- Data records
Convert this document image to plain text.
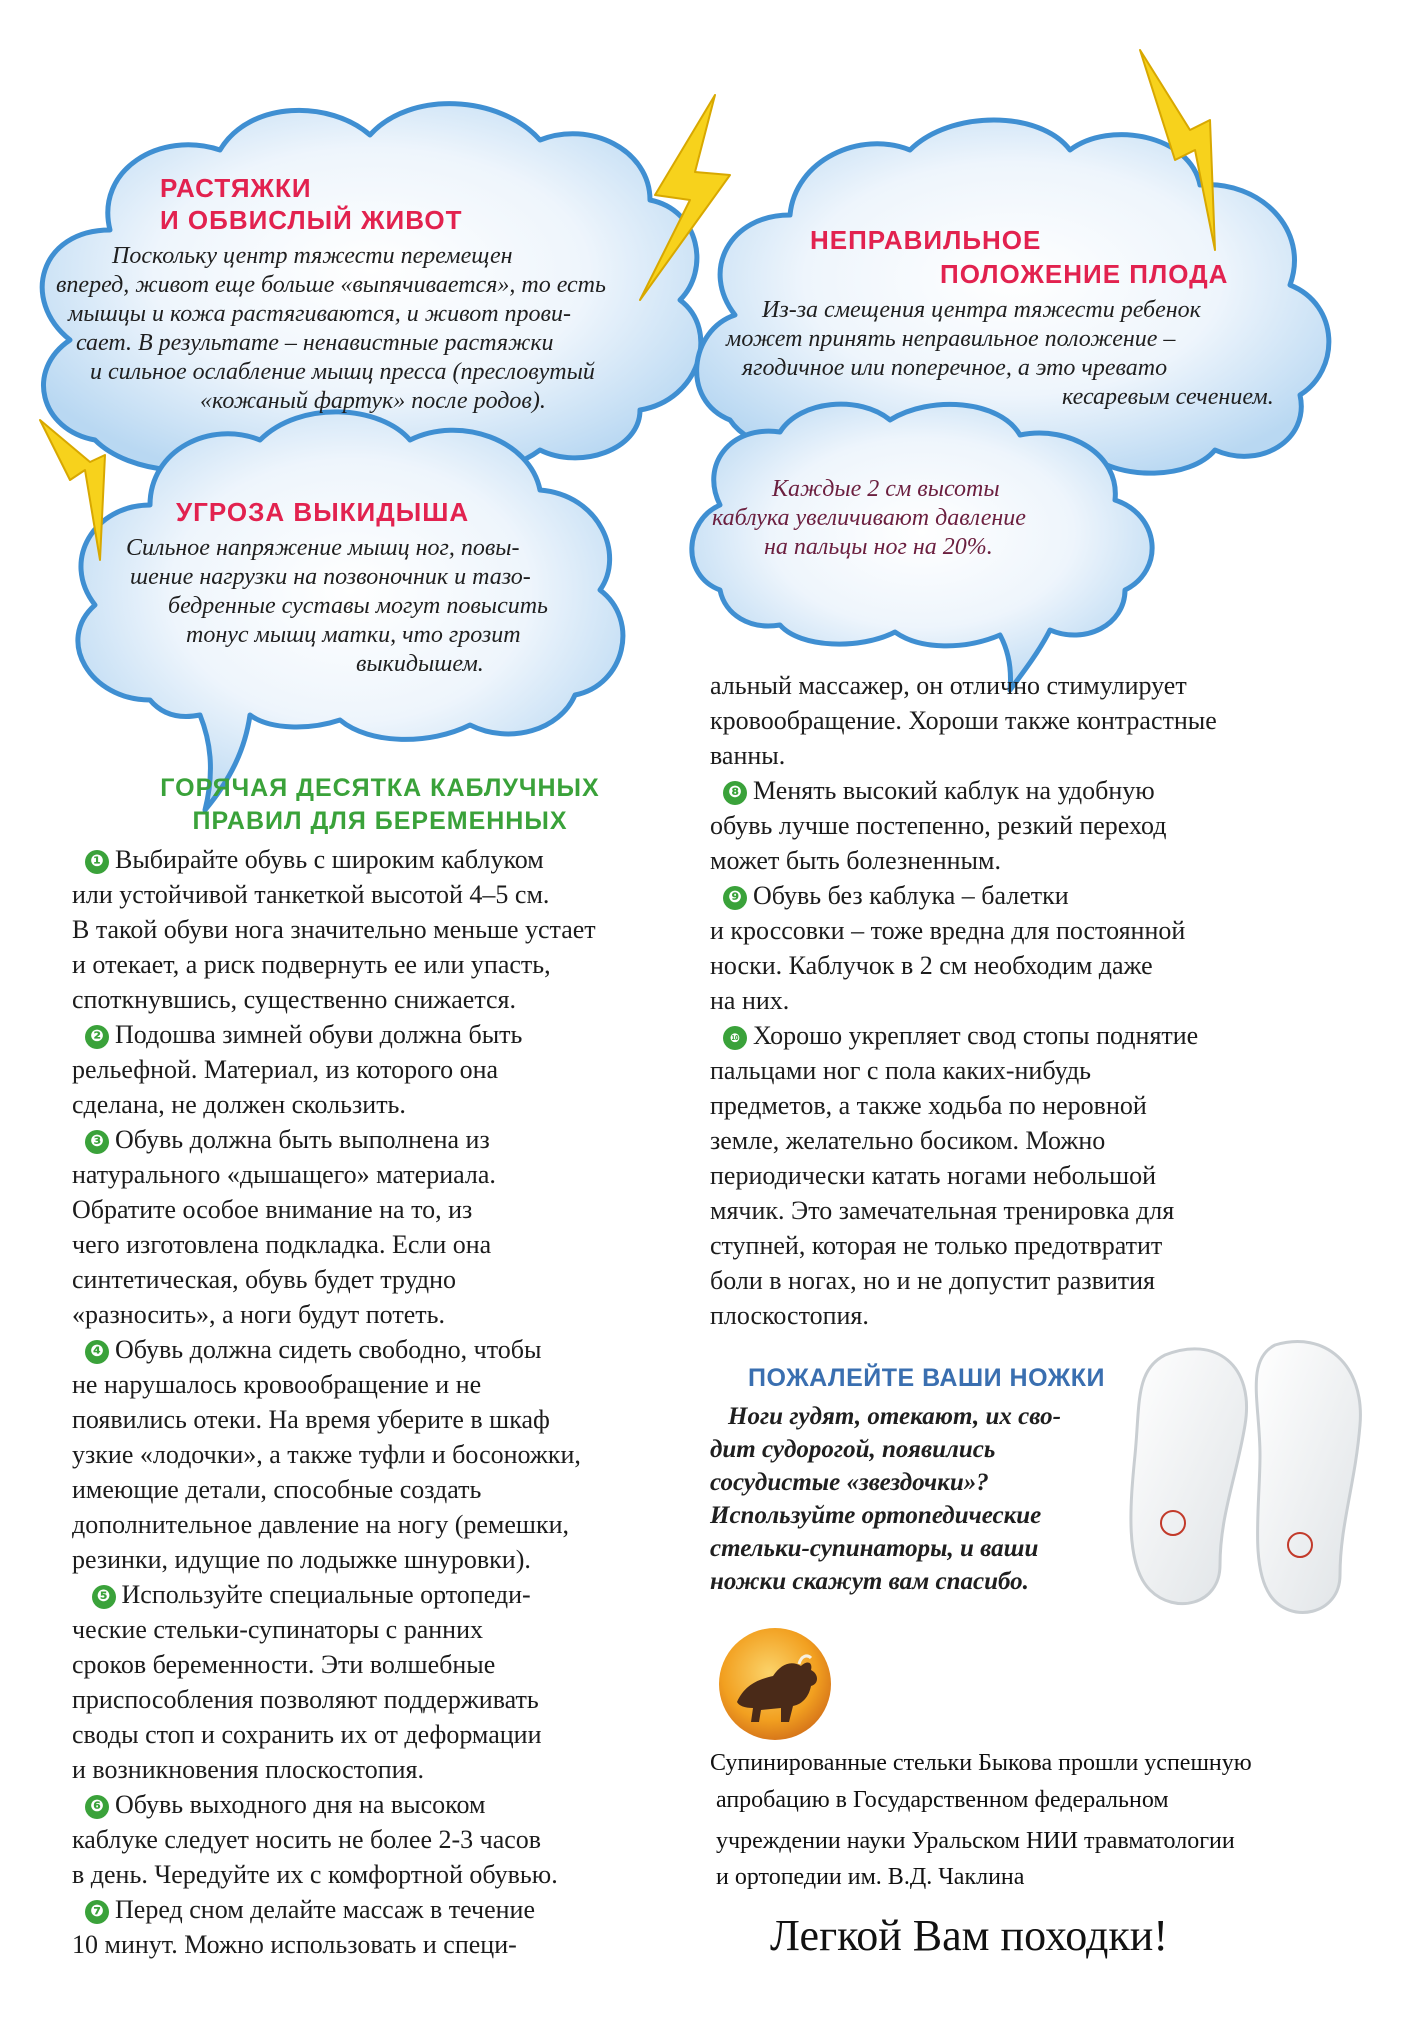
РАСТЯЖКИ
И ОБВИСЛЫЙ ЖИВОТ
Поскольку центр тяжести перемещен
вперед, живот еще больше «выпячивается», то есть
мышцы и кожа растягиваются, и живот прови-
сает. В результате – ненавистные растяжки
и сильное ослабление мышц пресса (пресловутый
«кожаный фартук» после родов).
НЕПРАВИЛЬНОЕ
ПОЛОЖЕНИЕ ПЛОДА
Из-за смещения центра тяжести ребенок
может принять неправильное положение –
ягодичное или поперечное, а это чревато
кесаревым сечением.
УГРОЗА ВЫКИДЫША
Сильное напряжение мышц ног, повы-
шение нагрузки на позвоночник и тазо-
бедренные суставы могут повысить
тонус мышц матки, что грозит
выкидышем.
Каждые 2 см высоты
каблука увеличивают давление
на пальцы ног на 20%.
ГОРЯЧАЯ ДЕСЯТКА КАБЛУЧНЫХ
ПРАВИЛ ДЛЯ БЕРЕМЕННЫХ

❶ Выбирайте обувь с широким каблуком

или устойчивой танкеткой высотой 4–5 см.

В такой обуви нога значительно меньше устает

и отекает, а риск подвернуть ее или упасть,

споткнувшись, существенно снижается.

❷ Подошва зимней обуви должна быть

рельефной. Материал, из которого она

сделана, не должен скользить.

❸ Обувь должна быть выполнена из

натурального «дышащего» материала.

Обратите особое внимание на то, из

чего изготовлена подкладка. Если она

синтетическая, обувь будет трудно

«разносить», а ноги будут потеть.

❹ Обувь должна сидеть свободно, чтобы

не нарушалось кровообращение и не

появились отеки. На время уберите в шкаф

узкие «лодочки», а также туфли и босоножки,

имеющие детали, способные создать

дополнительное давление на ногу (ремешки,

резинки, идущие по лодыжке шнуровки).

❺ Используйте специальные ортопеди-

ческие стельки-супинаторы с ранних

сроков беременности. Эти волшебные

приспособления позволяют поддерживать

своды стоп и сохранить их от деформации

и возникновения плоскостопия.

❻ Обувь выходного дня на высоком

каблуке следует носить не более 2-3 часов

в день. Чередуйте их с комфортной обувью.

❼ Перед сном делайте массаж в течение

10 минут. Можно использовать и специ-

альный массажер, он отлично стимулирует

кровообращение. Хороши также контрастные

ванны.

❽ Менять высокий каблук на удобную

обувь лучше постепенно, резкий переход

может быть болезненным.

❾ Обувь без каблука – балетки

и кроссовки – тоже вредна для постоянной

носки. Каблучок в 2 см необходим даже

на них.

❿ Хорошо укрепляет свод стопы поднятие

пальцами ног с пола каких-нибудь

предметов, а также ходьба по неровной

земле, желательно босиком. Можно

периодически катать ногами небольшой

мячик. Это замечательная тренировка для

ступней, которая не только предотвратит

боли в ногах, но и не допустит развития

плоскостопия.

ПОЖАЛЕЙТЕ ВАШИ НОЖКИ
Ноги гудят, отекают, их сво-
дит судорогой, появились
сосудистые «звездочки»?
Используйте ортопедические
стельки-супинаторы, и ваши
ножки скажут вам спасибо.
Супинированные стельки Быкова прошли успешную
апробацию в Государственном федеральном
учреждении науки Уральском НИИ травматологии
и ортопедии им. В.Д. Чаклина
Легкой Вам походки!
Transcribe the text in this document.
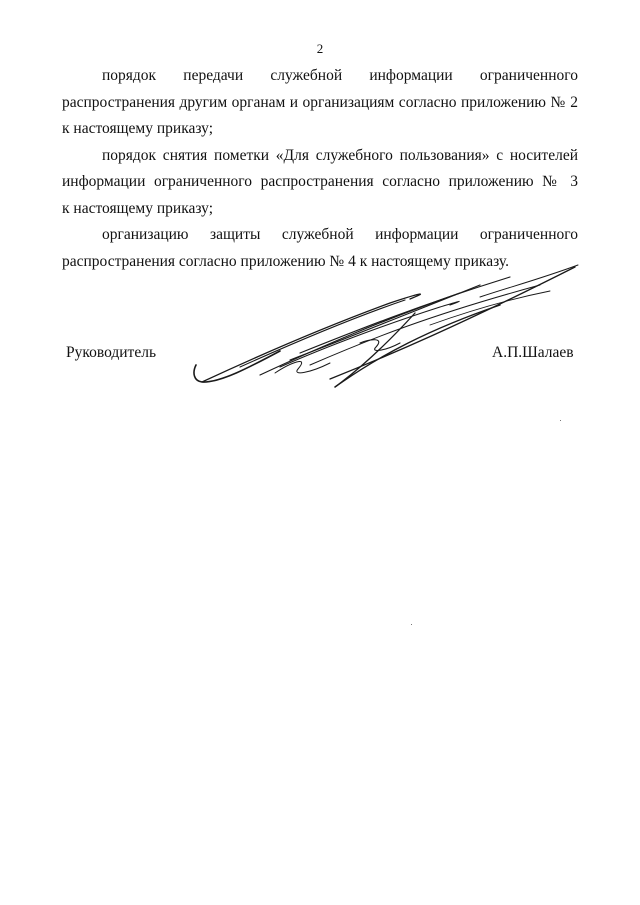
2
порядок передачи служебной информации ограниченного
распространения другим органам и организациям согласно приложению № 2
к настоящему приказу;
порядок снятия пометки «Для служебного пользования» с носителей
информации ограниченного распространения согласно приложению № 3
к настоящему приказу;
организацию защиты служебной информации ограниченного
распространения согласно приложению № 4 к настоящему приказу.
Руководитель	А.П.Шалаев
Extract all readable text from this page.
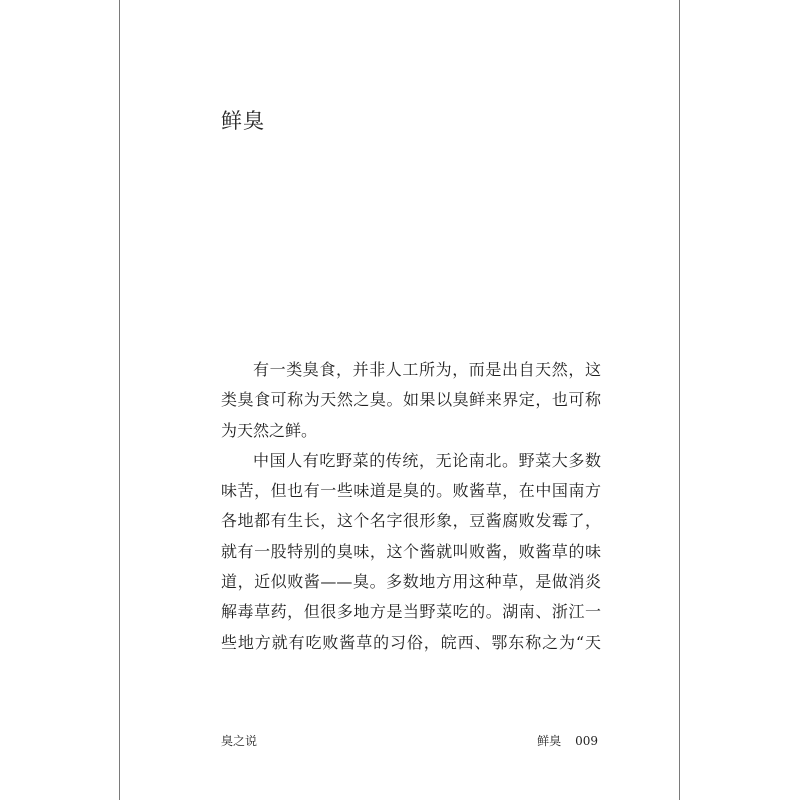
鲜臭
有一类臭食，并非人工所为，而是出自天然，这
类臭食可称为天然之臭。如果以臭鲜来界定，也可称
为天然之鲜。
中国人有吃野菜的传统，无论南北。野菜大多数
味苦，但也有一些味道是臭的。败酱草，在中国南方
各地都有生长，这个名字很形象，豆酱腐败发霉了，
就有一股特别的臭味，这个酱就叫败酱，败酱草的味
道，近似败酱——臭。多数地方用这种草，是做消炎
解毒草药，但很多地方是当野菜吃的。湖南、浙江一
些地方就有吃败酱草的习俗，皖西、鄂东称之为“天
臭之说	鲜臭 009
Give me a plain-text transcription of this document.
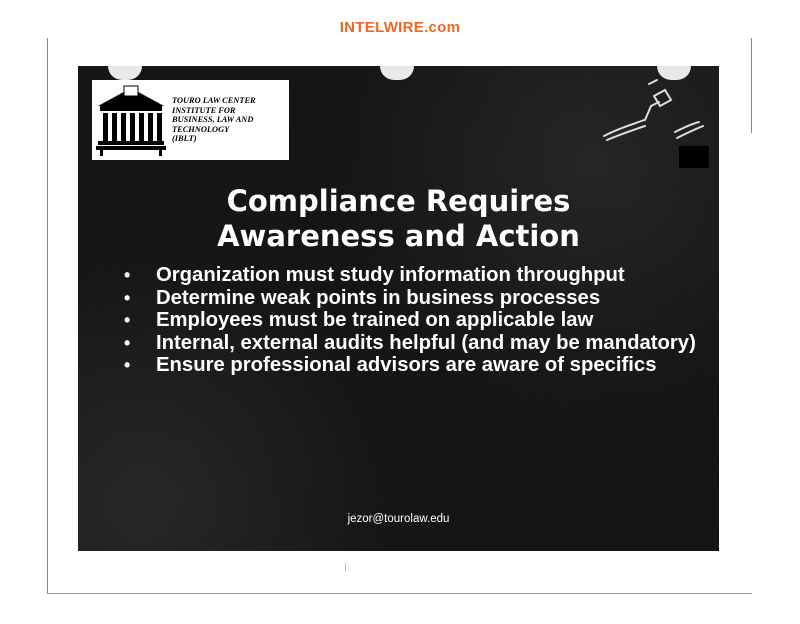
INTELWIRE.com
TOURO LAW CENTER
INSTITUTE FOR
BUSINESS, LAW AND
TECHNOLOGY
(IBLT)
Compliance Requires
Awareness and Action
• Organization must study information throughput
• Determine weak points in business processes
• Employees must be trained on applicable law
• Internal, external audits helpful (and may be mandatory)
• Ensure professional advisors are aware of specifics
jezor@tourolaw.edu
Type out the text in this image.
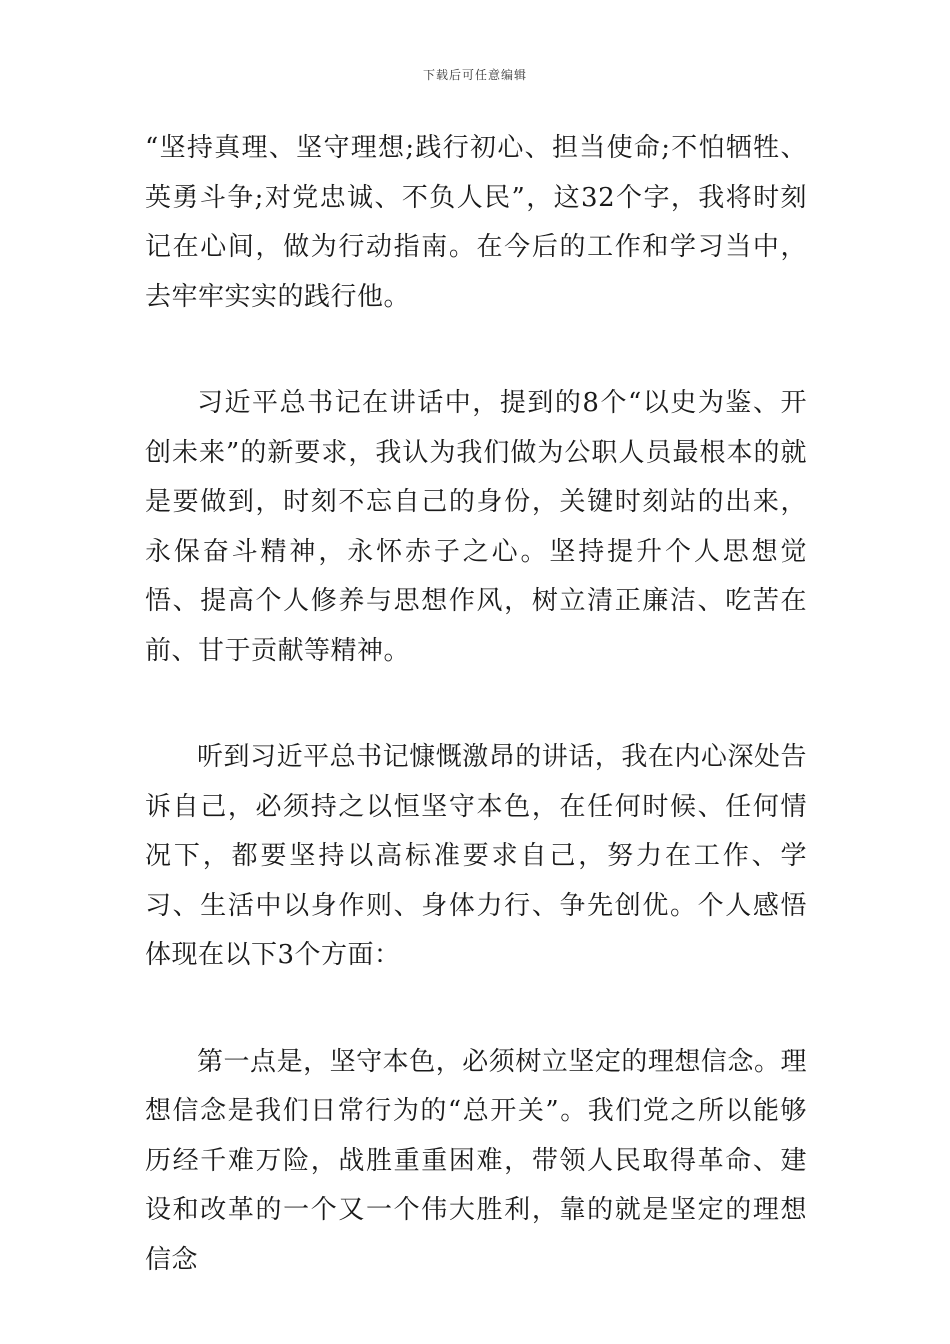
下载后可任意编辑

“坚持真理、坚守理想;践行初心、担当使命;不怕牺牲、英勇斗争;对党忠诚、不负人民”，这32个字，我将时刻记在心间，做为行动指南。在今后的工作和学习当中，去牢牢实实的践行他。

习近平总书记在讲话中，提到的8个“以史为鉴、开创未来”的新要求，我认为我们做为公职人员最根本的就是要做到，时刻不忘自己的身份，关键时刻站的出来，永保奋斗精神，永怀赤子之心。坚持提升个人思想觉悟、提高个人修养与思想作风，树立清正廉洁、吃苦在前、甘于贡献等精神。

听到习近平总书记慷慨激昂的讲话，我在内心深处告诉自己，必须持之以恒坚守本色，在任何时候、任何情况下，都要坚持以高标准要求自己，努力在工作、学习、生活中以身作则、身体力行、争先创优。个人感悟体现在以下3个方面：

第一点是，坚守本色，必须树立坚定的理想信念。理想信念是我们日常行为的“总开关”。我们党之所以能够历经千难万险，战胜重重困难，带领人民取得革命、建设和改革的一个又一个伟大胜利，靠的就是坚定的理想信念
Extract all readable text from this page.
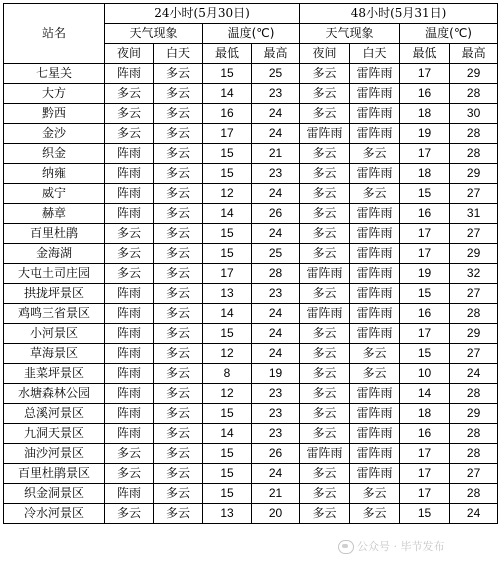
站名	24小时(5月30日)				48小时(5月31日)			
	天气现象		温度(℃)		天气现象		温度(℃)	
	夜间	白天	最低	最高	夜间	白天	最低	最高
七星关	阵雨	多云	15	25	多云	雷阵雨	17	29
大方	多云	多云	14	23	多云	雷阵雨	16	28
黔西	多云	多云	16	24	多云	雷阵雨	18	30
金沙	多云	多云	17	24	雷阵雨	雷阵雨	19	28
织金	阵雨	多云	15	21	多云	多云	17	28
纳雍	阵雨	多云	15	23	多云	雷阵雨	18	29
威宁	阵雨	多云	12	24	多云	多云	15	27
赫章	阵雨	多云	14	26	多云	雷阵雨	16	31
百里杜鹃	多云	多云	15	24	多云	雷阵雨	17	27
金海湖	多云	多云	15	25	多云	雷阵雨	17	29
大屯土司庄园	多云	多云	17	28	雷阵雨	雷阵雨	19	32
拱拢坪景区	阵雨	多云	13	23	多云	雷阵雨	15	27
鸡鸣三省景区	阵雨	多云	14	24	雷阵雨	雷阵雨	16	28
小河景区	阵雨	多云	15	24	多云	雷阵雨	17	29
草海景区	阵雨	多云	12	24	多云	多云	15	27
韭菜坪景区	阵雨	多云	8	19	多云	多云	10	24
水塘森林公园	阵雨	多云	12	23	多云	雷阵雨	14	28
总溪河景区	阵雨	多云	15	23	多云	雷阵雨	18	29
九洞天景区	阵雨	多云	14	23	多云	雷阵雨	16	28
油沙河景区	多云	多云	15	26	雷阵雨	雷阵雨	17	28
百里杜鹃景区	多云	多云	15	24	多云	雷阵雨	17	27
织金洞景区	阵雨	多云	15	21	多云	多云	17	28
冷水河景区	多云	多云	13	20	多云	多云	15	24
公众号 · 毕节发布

- INSTRUCTION
Read through the entries and copy every line that includes "быть".

- RESPONSE TO THE TASK
❷ Подошва зимней обуви должна быть
❸ Обувь должна быть выполнена из
может быть болезненным.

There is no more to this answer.